* **Problem**: Take every line from the listing below that includes "stack" and copy it.

══ Extracted information

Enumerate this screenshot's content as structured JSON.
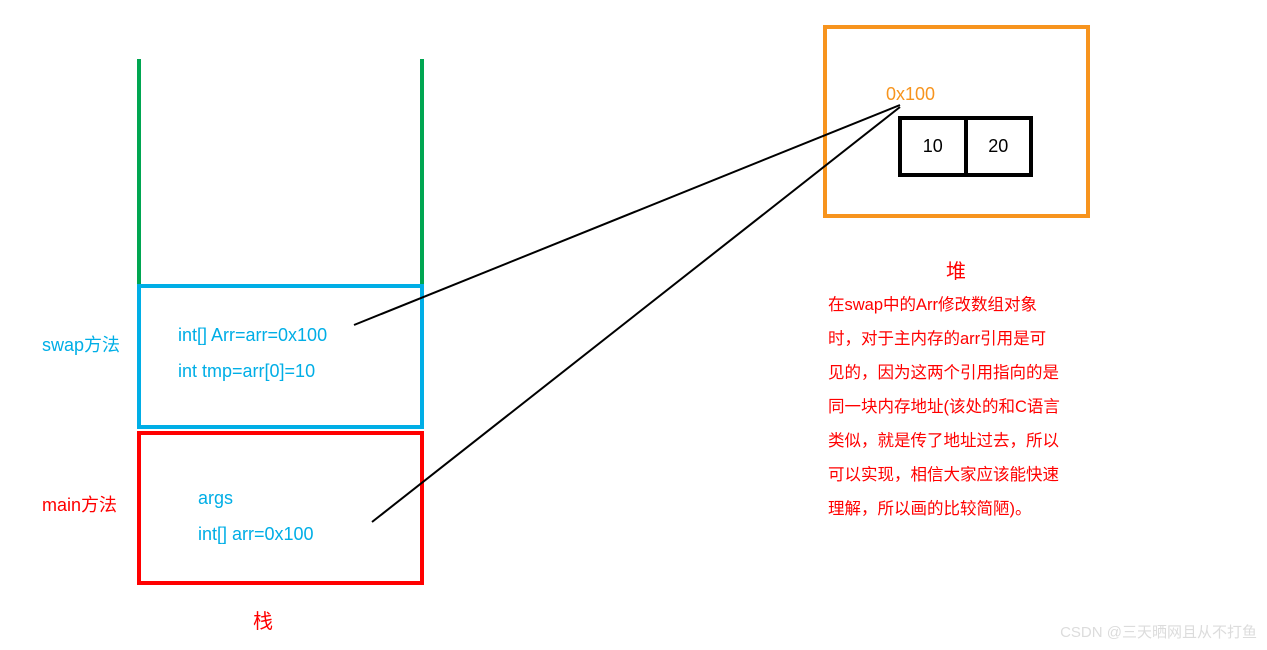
{
  "stack": {
    "swap": {
      "label": "swap方法",
      "line1": "int[] Arr=arr=0x100",
      "line2": "int tmp=arr[0]=10"
    },
    "main": {
      "label": "main方法",
      "line1": "args",
      "line2": "int[] arr=0x100"
    },
    "title": "栈"
  },
  "heap": {
    "title": "堆",
    "address": "0x100",
    "cells": [
      "10",
      "20"
    ]
  },
  "explanation": "在swap中的Arr修改数组对象时，对于主内存的arr引用是可见的，因为这两个引用指向的是同一块内存地址(该处的和C语言类似，就是传了地址过去，所以可以实现，相信大家应该能快速理解，所以画的比较简陋)。",
  "watermark": "CSDN @三天晒网且从不打鱼",
  "chart_data": {
    "type": "diagram",
    "nodes": [
      {
        "id": "stack-swap",
        "label": "swap frame",
        "vars": [
          "int[] Arr=arr=0x100",
          "int tmp=arr[0]=10"
        ]
      },
      {
        "id": "stack-main",
        "label": "main frame",
        "vars": [
          "args",
          "int[] arr=0x100"
        ]
      },
      {
        "id": "heap-array",
        "label": "0x100",
        "values": [
          10,
          20
        ]
      }
    ],
    "edges": [
      {
        "from": "stack-swap",
        "to": "heap-array",
        "via": "0x100"
      },
      {
        "from": "stack-main",
        "to": "heap-array",
        "via": "0x100"
      }
    ]
  }
}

════

* **Answer to this problem**:
  "stack": {
        "id": "stack-swap",
        "id": "stack-main",
        "from": "stack-swap",
        "from": "stack-main",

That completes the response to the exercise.